Say how many lines hold the string "Decreto", and nothing more.
═════ MATERIAL PROVIDED
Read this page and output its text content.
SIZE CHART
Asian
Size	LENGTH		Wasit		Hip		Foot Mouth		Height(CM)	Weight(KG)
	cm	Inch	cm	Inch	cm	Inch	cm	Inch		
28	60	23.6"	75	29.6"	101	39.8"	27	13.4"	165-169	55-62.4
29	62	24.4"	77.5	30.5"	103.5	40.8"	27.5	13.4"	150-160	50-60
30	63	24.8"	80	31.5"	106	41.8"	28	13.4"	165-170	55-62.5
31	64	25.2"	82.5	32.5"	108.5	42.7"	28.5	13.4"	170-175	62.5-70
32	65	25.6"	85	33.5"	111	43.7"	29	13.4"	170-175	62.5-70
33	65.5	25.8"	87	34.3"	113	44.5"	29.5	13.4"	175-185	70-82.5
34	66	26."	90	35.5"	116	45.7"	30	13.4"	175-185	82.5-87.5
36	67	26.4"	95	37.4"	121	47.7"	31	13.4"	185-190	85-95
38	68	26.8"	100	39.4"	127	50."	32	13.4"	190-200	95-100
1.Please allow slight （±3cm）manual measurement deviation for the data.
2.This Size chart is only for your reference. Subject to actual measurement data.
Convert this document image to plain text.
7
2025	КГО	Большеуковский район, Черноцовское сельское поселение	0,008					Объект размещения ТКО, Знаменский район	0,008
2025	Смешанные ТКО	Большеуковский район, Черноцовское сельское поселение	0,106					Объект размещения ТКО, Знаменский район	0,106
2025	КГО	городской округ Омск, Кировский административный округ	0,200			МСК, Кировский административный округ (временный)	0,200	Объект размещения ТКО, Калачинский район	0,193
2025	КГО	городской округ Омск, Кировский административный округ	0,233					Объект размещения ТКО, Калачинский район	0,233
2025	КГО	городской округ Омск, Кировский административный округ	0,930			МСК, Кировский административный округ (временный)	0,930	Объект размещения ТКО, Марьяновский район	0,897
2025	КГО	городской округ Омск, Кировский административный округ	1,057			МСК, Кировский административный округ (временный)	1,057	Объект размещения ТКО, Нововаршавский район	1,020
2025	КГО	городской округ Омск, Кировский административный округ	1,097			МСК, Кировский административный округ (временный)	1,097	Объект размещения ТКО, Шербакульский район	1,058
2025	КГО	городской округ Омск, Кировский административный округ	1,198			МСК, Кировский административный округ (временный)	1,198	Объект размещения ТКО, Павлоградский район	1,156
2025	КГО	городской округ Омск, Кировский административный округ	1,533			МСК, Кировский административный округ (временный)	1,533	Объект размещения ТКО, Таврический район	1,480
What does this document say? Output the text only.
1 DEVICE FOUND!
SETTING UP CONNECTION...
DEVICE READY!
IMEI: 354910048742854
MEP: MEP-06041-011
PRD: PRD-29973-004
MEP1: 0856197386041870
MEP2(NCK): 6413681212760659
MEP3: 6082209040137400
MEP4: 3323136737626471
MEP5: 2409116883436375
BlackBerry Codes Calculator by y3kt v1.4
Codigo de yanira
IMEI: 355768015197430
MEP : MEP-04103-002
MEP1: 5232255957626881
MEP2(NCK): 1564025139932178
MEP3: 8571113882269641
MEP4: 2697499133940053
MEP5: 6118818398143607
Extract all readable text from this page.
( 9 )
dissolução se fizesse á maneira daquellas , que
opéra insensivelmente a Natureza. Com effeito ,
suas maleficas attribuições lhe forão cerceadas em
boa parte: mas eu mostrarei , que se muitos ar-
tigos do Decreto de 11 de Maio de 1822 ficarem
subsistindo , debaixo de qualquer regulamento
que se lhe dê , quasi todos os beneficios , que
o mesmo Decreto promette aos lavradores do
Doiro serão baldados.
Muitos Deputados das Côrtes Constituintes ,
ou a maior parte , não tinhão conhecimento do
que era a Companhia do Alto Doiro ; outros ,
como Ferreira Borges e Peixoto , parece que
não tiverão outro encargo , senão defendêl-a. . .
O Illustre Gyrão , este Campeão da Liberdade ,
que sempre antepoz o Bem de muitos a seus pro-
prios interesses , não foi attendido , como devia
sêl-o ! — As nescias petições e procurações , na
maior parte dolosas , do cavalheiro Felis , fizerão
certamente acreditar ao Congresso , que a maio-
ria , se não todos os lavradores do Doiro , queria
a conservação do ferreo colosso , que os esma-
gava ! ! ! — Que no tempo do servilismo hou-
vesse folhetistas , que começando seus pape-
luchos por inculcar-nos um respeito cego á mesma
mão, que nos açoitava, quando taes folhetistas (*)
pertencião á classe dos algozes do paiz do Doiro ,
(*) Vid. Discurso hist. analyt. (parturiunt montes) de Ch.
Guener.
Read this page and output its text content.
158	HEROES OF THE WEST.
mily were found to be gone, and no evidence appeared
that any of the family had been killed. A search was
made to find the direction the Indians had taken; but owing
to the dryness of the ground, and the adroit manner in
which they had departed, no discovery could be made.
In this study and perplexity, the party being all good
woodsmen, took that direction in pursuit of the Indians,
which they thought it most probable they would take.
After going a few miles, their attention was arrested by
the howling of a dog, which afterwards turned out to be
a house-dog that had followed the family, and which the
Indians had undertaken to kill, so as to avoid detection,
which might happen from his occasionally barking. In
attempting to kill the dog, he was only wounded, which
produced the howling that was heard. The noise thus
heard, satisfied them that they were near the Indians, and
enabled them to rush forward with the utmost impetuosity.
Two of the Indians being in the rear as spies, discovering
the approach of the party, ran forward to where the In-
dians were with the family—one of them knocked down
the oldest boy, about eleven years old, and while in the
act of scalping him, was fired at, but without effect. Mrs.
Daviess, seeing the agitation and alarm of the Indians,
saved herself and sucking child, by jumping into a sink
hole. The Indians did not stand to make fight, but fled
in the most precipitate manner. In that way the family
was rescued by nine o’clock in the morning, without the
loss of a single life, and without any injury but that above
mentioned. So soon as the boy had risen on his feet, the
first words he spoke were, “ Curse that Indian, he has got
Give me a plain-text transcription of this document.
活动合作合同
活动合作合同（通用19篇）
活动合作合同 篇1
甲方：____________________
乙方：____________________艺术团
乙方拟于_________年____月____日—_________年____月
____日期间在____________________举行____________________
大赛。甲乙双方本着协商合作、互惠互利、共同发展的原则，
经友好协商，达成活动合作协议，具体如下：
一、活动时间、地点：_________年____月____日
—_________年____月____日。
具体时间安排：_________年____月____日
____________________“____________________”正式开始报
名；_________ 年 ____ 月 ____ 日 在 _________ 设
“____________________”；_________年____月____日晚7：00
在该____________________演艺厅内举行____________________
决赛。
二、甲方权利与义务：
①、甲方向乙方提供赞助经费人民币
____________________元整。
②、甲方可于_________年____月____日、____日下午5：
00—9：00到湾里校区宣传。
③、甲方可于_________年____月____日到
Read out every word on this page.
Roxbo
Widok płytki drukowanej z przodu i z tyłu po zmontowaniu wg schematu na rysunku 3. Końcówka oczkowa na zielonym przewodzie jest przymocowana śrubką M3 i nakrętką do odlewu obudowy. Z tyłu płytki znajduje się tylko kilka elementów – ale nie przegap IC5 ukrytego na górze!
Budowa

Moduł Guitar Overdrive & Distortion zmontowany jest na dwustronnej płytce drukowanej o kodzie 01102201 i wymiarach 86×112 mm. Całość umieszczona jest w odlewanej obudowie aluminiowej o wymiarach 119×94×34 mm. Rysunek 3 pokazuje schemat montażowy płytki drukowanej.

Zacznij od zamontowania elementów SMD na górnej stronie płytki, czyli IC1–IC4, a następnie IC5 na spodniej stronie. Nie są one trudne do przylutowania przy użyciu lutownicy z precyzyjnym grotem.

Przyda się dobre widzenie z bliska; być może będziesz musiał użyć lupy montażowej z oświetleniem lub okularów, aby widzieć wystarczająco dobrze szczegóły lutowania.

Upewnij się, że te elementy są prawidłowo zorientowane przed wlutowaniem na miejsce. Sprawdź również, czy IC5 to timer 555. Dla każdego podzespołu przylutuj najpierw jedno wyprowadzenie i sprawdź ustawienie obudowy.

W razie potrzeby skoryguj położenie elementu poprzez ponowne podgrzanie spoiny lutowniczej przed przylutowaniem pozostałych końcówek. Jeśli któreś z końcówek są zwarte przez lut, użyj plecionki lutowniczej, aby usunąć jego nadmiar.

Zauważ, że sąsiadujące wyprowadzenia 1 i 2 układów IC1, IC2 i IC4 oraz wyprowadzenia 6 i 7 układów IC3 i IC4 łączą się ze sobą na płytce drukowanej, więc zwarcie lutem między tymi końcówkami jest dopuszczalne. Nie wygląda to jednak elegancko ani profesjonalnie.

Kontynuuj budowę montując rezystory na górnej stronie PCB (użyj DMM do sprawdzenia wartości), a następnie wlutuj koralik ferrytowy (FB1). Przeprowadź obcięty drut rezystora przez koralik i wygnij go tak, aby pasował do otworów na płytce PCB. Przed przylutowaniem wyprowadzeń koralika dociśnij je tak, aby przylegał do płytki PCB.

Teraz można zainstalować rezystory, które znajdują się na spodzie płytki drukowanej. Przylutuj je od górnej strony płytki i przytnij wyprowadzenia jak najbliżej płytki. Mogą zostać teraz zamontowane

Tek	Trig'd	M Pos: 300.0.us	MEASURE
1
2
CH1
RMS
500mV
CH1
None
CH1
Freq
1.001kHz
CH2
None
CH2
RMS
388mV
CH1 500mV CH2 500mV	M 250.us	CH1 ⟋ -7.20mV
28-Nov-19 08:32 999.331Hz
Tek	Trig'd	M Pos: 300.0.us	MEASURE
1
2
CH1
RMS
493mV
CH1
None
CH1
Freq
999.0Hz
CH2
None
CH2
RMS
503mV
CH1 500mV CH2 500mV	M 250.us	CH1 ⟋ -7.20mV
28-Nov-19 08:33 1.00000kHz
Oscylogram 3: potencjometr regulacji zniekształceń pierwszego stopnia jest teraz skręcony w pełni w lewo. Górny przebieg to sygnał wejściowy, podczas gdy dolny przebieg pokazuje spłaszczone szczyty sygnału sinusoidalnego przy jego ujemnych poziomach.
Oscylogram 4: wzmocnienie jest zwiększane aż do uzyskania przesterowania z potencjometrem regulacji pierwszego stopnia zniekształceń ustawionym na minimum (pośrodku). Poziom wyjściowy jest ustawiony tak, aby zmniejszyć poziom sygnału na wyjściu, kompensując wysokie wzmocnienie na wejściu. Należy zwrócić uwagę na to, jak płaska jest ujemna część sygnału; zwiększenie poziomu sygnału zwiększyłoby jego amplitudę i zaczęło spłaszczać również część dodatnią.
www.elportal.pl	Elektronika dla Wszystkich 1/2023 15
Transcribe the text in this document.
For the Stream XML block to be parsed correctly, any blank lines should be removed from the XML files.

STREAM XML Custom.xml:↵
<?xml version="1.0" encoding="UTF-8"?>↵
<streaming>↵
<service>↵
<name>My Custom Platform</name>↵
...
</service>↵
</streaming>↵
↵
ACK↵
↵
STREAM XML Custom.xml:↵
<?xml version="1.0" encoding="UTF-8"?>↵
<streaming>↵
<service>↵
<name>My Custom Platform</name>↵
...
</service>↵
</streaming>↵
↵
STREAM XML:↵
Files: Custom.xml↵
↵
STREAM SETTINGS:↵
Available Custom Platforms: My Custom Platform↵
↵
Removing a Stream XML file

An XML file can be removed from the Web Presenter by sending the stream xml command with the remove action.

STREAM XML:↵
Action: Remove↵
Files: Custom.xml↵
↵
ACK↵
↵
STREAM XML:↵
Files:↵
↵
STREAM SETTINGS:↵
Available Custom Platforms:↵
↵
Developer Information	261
══════════
OUTPUT BELOW: 2